## SUPPLIED RECORDS

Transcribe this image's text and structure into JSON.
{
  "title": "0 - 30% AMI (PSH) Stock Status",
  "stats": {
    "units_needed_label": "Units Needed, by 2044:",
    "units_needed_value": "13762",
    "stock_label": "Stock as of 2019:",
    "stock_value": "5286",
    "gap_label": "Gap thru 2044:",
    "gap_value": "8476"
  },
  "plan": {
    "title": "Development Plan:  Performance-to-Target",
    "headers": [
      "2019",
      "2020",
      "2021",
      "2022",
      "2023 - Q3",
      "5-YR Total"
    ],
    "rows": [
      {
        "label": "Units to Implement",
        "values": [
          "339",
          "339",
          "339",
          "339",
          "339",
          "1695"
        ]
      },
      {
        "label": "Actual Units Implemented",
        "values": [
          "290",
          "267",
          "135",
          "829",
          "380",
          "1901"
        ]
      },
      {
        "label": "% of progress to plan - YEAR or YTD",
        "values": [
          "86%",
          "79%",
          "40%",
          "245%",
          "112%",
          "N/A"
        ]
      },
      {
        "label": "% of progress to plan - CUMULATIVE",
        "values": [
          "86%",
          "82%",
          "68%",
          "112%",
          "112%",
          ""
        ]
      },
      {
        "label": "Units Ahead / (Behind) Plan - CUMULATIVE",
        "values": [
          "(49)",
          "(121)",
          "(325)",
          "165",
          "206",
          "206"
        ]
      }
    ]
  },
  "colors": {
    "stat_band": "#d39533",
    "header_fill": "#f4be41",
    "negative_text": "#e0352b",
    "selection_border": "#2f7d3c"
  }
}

## EXERCISE INSTRUCTIONS
Of the lines in this material, state how many hold the string "progress". Write no other words.

## TASK RESPONSE
2